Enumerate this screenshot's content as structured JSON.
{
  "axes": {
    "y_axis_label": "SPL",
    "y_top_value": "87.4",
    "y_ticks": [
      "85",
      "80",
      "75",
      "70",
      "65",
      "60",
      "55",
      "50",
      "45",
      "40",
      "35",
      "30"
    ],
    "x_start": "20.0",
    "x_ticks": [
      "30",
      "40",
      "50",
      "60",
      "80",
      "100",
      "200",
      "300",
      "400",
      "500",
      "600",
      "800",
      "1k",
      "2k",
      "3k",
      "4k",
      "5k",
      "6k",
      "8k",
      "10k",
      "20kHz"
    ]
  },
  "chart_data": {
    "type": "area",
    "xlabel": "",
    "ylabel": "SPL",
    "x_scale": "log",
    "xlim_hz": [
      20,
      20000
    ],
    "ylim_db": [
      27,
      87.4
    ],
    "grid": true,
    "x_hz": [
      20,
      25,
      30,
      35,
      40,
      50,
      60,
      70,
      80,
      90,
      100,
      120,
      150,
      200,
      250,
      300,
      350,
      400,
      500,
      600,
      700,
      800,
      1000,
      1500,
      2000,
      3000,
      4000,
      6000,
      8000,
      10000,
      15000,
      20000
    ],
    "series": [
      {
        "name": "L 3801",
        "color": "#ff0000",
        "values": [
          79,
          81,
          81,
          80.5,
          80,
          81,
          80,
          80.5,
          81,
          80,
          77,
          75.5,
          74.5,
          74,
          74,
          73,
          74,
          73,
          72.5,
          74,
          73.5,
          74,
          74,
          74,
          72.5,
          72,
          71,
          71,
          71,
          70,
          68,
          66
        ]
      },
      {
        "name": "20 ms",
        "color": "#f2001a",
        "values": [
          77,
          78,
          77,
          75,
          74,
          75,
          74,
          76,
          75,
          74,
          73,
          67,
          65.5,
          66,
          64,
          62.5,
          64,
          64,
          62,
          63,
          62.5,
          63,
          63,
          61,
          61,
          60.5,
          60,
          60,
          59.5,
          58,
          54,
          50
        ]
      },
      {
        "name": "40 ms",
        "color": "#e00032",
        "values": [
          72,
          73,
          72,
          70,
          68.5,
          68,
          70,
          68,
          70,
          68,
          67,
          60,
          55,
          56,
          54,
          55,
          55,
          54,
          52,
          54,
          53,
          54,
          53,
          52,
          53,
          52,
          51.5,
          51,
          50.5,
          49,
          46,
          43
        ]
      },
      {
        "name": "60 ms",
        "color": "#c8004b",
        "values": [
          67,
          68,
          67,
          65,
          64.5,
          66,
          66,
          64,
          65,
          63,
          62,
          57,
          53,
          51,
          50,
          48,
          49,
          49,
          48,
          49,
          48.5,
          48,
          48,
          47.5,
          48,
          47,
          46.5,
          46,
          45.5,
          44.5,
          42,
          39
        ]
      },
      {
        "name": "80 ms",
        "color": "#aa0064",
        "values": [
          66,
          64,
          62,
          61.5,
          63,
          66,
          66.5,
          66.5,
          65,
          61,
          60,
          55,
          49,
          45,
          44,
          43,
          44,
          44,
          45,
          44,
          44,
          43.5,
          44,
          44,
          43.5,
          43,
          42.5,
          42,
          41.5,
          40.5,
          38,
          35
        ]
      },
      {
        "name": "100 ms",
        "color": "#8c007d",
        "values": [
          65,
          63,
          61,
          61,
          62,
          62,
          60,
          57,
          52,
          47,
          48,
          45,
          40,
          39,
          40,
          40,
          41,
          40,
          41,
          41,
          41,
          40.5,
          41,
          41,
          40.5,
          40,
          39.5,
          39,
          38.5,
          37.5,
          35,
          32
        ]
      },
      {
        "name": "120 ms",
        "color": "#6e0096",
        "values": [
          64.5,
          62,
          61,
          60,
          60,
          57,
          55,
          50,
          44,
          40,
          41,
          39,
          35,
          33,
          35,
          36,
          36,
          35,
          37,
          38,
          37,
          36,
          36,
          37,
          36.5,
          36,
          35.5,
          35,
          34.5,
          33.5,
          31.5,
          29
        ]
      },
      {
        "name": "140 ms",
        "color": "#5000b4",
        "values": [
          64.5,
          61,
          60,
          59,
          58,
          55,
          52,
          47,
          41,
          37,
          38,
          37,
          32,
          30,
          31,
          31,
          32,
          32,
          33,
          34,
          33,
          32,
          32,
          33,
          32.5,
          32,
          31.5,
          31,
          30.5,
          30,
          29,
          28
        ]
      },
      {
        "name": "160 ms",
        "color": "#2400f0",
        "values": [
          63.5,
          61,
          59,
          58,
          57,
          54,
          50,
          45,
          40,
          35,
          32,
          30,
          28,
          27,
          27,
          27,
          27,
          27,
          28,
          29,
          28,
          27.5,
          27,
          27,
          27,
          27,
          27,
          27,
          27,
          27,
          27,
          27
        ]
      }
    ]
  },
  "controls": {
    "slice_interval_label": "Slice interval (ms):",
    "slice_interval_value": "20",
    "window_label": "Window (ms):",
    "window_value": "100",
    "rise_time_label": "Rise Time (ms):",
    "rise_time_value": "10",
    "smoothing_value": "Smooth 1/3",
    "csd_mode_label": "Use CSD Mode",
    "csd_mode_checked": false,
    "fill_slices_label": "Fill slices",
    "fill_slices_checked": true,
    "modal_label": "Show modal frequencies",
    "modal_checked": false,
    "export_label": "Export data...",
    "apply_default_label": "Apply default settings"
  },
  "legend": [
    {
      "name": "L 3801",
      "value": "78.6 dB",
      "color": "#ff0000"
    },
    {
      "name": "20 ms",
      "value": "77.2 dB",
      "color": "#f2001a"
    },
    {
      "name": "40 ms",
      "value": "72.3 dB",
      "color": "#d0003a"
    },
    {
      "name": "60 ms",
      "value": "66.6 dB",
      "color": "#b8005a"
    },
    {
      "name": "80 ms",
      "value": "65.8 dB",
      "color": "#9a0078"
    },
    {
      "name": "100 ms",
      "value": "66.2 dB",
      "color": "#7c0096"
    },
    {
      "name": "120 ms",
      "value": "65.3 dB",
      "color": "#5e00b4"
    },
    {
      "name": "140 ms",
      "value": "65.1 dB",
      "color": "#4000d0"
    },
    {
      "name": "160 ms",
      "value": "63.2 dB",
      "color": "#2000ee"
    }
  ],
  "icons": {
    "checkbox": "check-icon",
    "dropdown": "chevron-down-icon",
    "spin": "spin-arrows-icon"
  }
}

************

- **THE TASK**
Produce a verbatim transcription of the entries above.

- **FINAL RESULT**
Enumerate this screenshot's content as structured JSON.
{
  "axes": {
    "y_axis_label": "SPL",
    "y_top_value": "87.4",
    "y_ticks": [
      "85",
      "80",
      "75",
      "70",
      "65",
      "60",
      "55",
      "50",
      "45",
      "40",
      "35",
      "30"
    ],
    "x_start": "20.0",
    "x_ticks": [
      "30",
      "40",
      "50",
      "60",
      "80",
      "100",
      "200",
      "300",
      "400",
      "500",
      "600",
      "800",
      "1k",
      "2k",
      "3k",
      "4k",
      "5k",
      "6k",
      "8k",
      "10k",
      "20kHz"
    ]
  },
  "chart_data": {
    "type": "area",
    "xlabel": "",
    "ylabel": "SPL",
    "x_scale": "log",
    "xlim_hz": [
      20,
      20000
    ],
    "ylim_db": [
      27,
      87.4
    ],
    "grid": true,
    "x_hz": [
      20,
      25,
      30,
      35,
      40,
      50,
      60,
      70,
      80,
      90,
      100,
      120,
      150,
      200,
      250,
      300,
      350,
      400,
      500,
      600,
      700,
      800,
      1000,
      1500,
      2000,
      3000,
      4000,
      6000,
      8000,
      10000,
      15000,
      20000
    ],
    "series": [
      {
        "name": "L 3801",
        "color": "#ff0000",
        "values": [
          79,
          81,
          81,
          80.5,
          80,
          81,
          80,
          80.5,
          81,
          80,
          77,
          75.5,
          74.5,
          74,
          74,
          73,
          74,
          73,
          72.5,
          74,
          73.5,
          74,
          74,
          74,
          72.5,
          72,
          71,
          71,
          71,
          70,
          68,
          66
        ]
      },
      {
        "name": "20 ms",
        "color": "#f2001a",
        "values": [
          77,
          78,
          77,
          75,
          74,
          75,
          74,
          76,
          75,
          74,
          73,
          67,
          65.5,
          66,
          64,
          62.5,
          64,
          64,
          62,
          63,
          62.5,
          63,
          63,
          61,
          61,
          60.5,
          60,
          60,
          59.5,
          58,
          54,
          50
        ]
      },
      {
        "name": "40 ms",
        "color": "#e00032",
        "values": [
          72,
          73,
          72,
          70,
          68.5,
          68,
          70,
          68,
          70,
          68,
          67,
          60,
          55,
          56,
          54,
          55,
          55,
          54,
          52,
          54,
          53,
          54,
          53,
          52,
          53,
          52,
          51.5,
          51,
          50.5,
          49,
          46,
          43
        ]
      },
      {
        "name": "60 ms",
        "color": "#c8004b",
        "values": [
          67,
          68,
          67,
          65,
          64.5,
          66,
          66,
          64,
          65,
          63,
          62,
          57,
          53,
          51,
          50,
          48,
          49,
          49,
          48,
          49,
          48.5,
          48,
          48,
          47.5,
          48,
          47,
          46.5,
          46,
          45.5,
          44.5,
          42,
          39
        ]
      },
      {
        "name": "80 ms",
        "color": "#aa0064",
        "values": [
          66,
          64,
          62,
          61.5,
          63,
          66,
          66.5,
          66.5,
          65,
          61,
          60,
          55,
          49,
          45,
          44,
          43,
          44,
          44,
          45,
          44,
          44,
          43.5,
          44,
          44,
          43.5,
          43,
          42.5,
          42,
          41.5,
          40.5,
          38,
          35
        ]
      },
      {
        "name": "100 ms",
        "color": "#8c007d",
        "values": [
          65,
          63,
          61,
          61,
          62,
          62,
          60,
          57,
          52,
          47,
          48,
          45,
          40,
          39,
          40,
          40,
          41,
          40,
          41,
          41,
          41,
          40.5,
          41,
          41,
          40.5,
          40,
          39.5,
          39,
          38.5,
          37.5,
          35,
          32
        ]
      },
      {
        "name": "120 ms",
        "color": "#6e0096",
        "values": [
          64.5,
          62,
          61,
          60,
          60,
          57,
          55,
          50,
          44,
          40,
          41,
          39,
          35,
          33,
          35,
          36,
          36,
          35,
          37,
          38,
          37,
          36,
          36,
          37,
          36.5,
          36,
          35.5,
          35,
          34.5,
          33.5,
          31.5,
          29
        ]
      },
      {
        "name": "140 ms",
        "color": "#5000b4",
        "values": [
          64.5,
          61,
          60,
          59,
          58,
          55,
          52,
          47,
          41,
          37,
          38,
          37,
          32,
          30,
          31,
          31,
          32,
          32,
          33,
          34,
          33,
          32,
          32,
          33,
          32.5,
          32,
          31.5,
          31,
          30.5,
          30,
          29,
          28
        ]
      },
      {
        "name": "160 ms",
        "color": "#2400f0",
        "values": [
          63.5,
          61,
          59,
          58,
          57,
          54,
          50,
          45,
          40,
          35,
          32,
          30,
          28,
          27,
          27,
          27,
          27,
          27,
          28,
          29,
          28,
          27.5,
          27,
          27,
          27,
          27,
          27,
          27,
          27,
          27,
          27,
          27
        ]
      }
    ]
  },
  "controls": {
    "slice_interval_label": "Slice interval (ms):",
    "slice_interval_value": "20",
    "window_label": "Window (ms):",
    "window_value": "100",
    "rise_time_label": "Rise Time (ms):",
    "rise_time_value": "10",
    "smoothing_value": "Smooth 1/3",
    "csd_mode_label": "Use CSD Mode",
    "csd_mode_checked": false,
    "fill_slices_label": "Fill slices",
    "fill_slices_checked": true,
    "modal_label": "Show modal frequencies",
    "modal_checked": false,
    "export_label": "Export data...",
    "apply_default_label": "Apply default settings"
  },
  "legend": [
    {
      "name": "L 3801",
      "value": "78.6 dB",
      "color": "#ff0000"
    },
    {
      "name": "20 ms",
      "value": "77.2 dB",
      "color": "#f2001a"
    },
    {
      "name": "40 ms",
      "value": "72.3 dB",
      "color": "#d0003a"
    },
    {
      "name": "60 ms",
      "value": "66.6 dB",
      "color": "#b8005a"
    },
    {
      "name": "80 ms",
      "value": "65.8 dB",
      "color": "#9a0078"
    },
    {
      "name": "100 ms",
      "value": "66.2 dB",
      "color": "#7c0096"
    },
    {
      "name": "120 ms",
      "value": "65.3 dB",
      "color": "#5e00b4"
    },
    {
      "name": "140 ms",
      "value": "65.1 dB",
      "color": "#4000d0"
    },
    {
      "name": "160 ms",
      "value": "63.2 dB",
      "color": "#2000ee"
    }
  ],
  "icons": {
    "checkbox": "check-icon",
    "dropdown": "chevron-down-icon",
    "spin": "spin-arrows-icon"
  }
}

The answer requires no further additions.